TASK DESCRIPTION: Count every line in the entries that contains "legend". Report that count alone.

# start of DATASET EXCERPTS

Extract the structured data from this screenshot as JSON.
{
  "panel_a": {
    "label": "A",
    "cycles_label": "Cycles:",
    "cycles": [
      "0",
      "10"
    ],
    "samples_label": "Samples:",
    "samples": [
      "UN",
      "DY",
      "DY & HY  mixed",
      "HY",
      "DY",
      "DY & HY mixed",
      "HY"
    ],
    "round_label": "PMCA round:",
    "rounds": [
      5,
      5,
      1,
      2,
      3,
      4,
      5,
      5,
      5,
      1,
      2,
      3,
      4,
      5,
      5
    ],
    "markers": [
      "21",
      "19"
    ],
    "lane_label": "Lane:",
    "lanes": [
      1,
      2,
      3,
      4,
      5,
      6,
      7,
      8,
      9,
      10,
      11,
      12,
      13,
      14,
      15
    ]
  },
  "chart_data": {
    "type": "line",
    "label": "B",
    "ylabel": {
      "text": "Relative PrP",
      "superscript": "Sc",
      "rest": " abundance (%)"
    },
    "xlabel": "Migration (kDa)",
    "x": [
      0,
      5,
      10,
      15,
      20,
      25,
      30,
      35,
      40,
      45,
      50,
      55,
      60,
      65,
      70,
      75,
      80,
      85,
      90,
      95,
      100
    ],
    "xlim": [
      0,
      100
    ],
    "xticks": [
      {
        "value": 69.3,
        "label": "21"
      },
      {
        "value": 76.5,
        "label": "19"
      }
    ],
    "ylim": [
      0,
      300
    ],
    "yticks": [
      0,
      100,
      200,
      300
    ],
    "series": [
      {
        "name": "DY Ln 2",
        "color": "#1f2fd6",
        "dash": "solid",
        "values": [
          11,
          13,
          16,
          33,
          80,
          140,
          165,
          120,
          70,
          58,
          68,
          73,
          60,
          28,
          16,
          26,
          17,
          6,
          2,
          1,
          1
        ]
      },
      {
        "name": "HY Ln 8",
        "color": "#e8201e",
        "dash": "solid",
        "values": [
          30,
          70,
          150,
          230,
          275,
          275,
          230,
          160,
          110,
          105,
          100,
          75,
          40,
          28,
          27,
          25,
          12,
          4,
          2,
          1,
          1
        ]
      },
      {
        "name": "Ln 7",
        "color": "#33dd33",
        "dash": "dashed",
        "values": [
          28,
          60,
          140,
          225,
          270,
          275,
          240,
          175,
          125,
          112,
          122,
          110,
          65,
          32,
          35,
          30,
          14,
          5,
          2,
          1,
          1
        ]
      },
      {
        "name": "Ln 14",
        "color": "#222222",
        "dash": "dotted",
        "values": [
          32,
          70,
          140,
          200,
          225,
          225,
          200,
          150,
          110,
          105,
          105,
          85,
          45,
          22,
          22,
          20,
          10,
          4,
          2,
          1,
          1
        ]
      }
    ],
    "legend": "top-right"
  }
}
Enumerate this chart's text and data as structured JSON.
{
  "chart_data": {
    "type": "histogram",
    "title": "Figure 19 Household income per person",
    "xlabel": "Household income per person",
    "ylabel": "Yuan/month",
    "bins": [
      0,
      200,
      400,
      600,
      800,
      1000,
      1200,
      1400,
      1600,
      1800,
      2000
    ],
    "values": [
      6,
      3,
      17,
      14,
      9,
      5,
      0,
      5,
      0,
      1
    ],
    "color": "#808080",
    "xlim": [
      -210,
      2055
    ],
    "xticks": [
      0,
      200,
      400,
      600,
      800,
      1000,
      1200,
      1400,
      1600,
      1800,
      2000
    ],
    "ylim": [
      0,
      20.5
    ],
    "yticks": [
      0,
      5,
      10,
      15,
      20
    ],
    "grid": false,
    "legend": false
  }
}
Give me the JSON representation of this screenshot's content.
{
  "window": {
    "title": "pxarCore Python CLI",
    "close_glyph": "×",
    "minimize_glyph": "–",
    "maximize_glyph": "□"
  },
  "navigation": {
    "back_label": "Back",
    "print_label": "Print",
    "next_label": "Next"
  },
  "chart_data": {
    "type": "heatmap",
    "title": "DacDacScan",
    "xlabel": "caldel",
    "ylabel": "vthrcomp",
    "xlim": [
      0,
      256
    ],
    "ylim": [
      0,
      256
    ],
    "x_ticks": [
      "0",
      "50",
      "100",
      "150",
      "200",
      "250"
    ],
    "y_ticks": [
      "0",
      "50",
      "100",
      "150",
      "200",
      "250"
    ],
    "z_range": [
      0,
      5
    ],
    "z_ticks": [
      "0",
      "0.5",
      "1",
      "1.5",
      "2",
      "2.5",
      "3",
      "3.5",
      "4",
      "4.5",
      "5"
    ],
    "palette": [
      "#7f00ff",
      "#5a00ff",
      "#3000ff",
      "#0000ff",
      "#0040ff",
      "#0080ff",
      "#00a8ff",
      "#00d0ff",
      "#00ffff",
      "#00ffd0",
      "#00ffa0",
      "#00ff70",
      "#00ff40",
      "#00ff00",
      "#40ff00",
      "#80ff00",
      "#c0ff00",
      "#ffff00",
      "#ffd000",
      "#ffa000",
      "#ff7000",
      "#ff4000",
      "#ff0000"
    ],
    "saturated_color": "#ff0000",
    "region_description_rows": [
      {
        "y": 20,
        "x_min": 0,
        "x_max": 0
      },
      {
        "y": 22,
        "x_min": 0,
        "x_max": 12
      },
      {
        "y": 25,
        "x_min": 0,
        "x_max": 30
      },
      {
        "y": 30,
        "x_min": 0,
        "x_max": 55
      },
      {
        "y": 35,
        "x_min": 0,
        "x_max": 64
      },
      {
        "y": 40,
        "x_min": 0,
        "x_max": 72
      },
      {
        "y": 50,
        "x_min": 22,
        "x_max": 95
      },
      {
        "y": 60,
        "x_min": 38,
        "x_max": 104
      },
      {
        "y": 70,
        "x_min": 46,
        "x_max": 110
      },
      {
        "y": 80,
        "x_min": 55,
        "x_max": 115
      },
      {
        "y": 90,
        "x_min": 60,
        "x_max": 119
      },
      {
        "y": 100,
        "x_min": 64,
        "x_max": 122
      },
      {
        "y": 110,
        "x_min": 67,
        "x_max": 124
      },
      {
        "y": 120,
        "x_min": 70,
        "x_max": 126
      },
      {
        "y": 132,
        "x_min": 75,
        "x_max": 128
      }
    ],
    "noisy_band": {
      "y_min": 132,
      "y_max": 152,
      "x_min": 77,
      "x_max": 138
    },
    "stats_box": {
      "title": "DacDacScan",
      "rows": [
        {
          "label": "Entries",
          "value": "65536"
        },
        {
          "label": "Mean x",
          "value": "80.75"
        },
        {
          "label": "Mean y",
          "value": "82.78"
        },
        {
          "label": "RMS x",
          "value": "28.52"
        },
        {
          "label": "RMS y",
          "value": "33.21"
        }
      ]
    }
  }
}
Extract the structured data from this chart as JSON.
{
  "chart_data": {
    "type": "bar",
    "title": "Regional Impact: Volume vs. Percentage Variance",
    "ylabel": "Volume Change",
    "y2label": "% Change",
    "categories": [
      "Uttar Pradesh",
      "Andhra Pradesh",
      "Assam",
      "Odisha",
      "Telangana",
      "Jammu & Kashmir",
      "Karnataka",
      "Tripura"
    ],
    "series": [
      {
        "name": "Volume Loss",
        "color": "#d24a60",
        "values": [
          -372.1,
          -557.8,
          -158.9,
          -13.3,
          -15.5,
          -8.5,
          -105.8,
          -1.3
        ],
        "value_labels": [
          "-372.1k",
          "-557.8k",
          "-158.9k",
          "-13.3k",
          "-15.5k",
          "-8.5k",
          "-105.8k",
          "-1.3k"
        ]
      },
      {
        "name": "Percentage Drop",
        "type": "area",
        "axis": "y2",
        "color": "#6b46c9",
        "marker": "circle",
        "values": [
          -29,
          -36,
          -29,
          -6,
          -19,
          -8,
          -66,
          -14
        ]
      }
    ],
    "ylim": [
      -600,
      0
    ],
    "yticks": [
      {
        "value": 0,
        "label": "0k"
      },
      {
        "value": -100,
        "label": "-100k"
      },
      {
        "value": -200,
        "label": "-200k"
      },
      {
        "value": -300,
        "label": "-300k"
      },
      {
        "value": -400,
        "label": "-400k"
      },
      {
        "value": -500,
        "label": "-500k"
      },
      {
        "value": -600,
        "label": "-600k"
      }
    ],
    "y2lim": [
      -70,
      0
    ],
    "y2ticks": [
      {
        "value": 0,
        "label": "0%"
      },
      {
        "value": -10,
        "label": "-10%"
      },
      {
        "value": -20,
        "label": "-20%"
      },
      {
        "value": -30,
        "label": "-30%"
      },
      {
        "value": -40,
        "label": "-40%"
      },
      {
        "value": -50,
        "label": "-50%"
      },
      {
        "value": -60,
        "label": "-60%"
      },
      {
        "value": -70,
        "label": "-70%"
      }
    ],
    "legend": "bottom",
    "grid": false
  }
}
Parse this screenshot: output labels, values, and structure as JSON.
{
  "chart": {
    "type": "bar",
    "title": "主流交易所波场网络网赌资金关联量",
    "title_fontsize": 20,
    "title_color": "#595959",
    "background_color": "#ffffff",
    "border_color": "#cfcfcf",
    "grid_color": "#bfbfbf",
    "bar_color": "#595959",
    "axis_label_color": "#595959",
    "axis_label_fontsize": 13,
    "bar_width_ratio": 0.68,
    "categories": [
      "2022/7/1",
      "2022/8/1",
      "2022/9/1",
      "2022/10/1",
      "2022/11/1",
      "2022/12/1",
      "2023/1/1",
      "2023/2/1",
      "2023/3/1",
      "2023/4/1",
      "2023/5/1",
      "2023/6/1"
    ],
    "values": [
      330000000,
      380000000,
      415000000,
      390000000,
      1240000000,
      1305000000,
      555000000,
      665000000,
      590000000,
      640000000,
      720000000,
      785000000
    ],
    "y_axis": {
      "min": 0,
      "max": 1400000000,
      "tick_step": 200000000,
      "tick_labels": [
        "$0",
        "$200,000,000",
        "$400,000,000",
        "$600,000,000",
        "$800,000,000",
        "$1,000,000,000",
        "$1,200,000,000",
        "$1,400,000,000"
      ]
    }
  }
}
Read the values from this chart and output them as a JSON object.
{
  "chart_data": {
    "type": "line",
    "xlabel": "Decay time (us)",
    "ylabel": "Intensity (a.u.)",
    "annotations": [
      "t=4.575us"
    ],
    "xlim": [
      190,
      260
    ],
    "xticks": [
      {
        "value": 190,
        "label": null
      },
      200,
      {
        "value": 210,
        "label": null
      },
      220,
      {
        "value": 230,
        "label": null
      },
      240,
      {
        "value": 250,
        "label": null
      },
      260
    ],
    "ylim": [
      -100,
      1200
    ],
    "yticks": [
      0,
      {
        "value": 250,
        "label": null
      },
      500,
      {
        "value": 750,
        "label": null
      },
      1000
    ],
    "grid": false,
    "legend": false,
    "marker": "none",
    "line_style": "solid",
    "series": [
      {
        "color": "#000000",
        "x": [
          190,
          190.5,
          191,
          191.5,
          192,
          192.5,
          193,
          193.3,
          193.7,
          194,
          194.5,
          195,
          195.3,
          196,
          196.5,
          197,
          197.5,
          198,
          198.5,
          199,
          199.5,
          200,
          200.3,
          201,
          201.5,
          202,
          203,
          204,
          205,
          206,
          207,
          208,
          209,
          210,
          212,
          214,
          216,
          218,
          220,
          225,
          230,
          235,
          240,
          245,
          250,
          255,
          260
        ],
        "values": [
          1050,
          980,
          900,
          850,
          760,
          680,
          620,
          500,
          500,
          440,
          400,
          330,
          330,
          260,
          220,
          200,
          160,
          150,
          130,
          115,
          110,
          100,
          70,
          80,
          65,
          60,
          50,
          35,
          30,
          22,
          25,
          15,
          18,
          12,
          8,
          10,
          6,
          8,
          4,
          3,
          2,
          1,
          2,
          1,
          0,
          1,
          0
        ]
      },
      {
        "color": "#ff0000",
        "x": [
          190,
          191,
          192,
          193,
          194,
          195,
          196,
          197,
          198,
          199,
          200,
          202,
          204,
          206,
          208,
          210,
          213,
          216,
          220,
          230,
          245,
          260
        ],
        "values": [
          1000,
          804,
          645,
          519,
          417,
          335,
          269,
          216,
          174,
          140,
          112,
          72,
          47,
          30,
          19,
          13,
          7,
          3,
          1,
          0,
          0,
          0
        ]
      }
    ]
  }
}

# end of DATASET EXCERPTS

THE RESULT: 4